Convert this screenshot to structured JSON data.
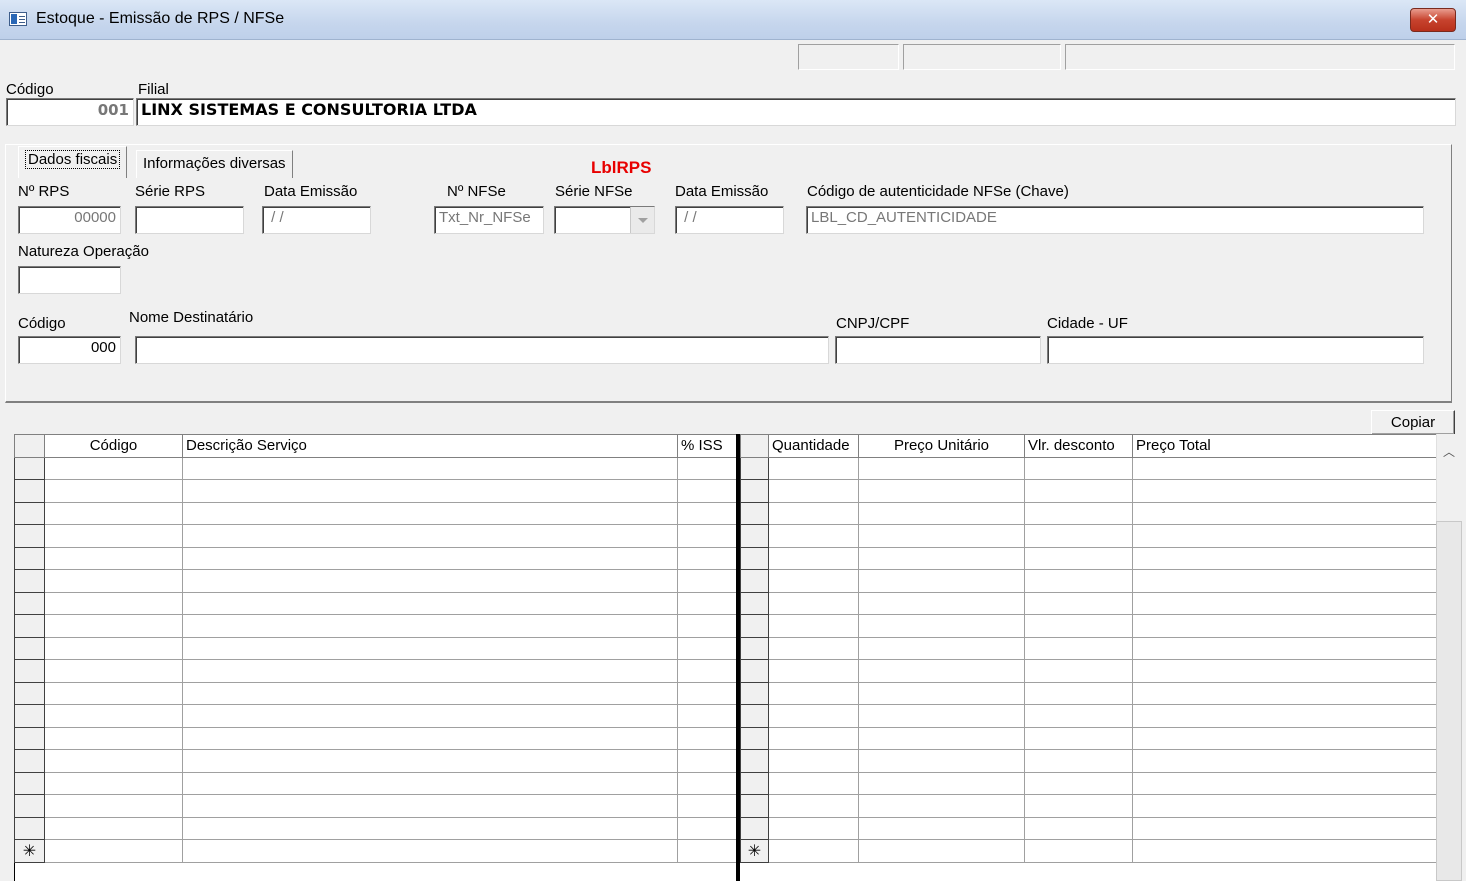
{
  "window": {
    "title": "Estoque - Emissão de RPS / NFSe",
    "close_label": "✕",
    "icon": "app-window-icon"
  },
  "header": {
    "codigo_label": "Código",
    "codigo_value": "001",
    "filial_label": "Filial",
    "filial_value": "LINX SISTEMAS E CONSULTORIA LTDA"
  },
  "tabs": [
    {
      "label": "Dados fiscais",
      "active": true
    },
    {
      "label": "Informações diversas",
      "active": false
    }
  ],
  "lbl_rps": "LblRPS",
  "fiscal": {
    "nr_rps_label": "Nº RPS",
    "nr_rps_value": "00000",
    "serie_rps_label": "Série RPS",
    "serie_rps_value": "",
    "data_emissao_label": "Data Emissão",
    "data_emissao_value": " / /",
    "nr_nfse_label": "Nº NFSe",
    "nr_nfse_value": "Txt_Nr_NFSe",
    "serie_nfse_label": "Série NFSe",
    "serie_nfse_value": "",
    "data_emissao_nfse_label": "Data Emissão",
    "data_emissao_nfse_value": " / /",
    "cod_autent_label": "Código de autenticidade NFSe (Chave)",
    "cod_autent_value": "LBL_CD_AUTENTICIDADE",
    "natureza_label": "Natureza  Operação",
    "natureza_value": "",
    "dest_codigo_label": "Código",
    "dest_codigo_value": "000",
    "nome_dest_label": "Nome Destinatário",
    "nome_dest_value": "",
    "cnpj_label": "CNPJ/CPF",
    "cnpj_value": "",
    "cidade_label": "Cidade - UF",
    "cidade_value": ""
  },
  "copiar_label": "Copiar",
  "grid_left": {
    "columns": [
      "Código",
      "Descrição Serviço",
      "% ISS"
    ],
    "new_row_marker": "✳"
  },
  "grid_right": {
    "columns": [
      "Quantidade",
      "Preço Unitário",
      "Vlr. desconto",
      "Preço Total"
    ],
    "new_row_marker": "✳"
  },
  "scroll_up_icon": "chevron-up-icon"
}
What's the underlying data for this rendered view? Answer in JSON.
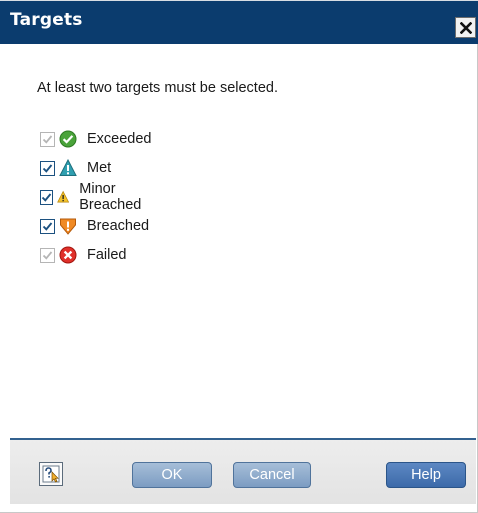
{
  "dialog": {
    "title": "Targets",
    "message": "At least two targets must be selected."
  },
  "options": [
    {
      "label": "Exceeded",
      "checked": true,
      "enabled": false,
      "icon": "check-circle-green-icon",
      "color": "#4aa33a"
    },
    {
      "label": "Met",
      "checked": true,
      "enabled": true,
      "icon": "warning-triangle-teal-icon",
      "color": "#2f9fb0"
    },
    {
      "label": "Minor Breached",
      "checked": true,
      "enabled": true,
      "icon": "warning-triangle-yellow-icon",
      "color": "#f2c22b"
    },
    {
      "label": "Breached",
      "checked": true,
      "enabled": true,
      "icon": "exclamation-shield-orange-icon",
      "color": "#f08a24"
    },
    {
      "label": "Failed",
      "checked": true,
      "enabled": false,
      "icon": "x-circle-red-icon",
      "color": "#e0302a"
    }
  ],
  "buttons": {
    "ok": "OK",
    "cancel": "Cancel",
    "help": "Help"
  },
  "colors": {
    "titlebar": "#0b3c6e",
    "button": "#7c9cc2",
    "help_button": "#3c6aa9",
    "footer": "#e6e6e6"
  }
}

——

◆ Work instructions:
Every entry above is to be set down exactly; the pictures are to be left out.

◆ Right answer:
Convert this screenshot to structured JSON data.
{
  "window": {
    "title": "Estoque - Emissão de RPS / NFSe",
    "close_label": "✕",
    "icon": "app-window-icon"
  },
  "header": {
    "codigo_label": "Código",
    "codigo_value": "001",
    "filial_label": "Filial",
    "filial_value": "LINX SISTEMAS E CONSULTORIA LTDA"
  },
  "tabs": [
    {
      "label": "Dados fiscais",
      "active": true
    },
    {
      "label": "Informações diversas",
      "active": false
    }
  ],
  "lbl_rps": "LblRPS",
  "fiscal": {
    "nr_rps_label": "Nº RPS",
    "nr_rps_value": "00000",
    "serie_rps_label": "Série RPS",
    "serie_rps_value": "",
    "data_emissao_label": "Data Emissão",
    "data_emissao_value": " / /",
    "nr_nfse_label": "Nº NFSe",
    "nr_nfse_value": "Txt_Nr_NFSe",
    "serie_nfse_label": "Série NFSe",
    "serie_nfse_value": "",
    "data_emissao_nfse_label": "Data Emissão",
    "data_emissao_nfse_value": " / /",
    "cod_autent_label": "Código de autenticidade NFSe (Chave)",
    "cod_autent_value": "LBL_CD_AUTENTICIDADE",
    "natureza_label": "Natureza  Operação",
    "natureza_value": "",
    "dest_codigo_label": "Código",
    "dest_codigo_value": "000",
    "nome_dest_label": "Nome Destinatário",
    "nome_dest_value": "",
    "cnpj_label": "CNPJ/CPF",
    "cnpj_value": "",
    "cidade_label": "Cidade - UF",
    "cidade_value": ""
  },
  "copiar_label": "Copiar",
  "grid_left": {
    "columns": [
      "Código",
      "Descrição Serviço",
      "% ISS"
    ],
    "new_row_marker": "✳"
  },
  "grid_right": {
    "columns": [
      "Quantidade",
      "Preço Unitário",
      "Vlr. desconto",
      "Preço Total"
    ],
    "new_row_marker": "✳"
  },
  "scroll_up_icon": "chevron-up-icon"
}
What's the underlying data for this rendered view? Answer in JSON.
{
  "dialog": {
    "title": "Targets",
    "message": "At least two targets must be selected."
  },
  "options": [
    {
      "label": "Exceeded",
      "checked": true,
      "enabled": false,
      "icon": "check-circle-green-icon",
      "color": "#4aa33a"
    },
    {
      "label": "Met",
      "checked": true,
      "enabled": true,
      "icon": "warning-triangle-teal-icon",
      "color": "#2f9fb0"
    },
    {
      "label": "Minor Breached",
      "checked": true,
      "enabled": true,
      "icon": "warning-triangle-yellow-icon",
      "color": "#f2c22b"
    },
    {
      "label": "Breached",
      "checked": true,
      "enabled": true,
      "icon": "exclamation-shield-orange-icon",
      "color": "#f08a24"
    },
    {
      "label": "Failed",
      "checked": true,
      "enabled": false,
      "icon": "x-circle-red-icon",
      "color": "#e0302a"
    }
  ],
  "buttons": {
    "ok": "OK",
    "cancel": "Cancel",
    "help": "Help"
  },
  "colors": {
    "titlebar": "#0b3c6e",
    "button": "#7c9cc2",
    "help_button": "#3c6aa9",
    "footer": "#e6e6e6"
  }
}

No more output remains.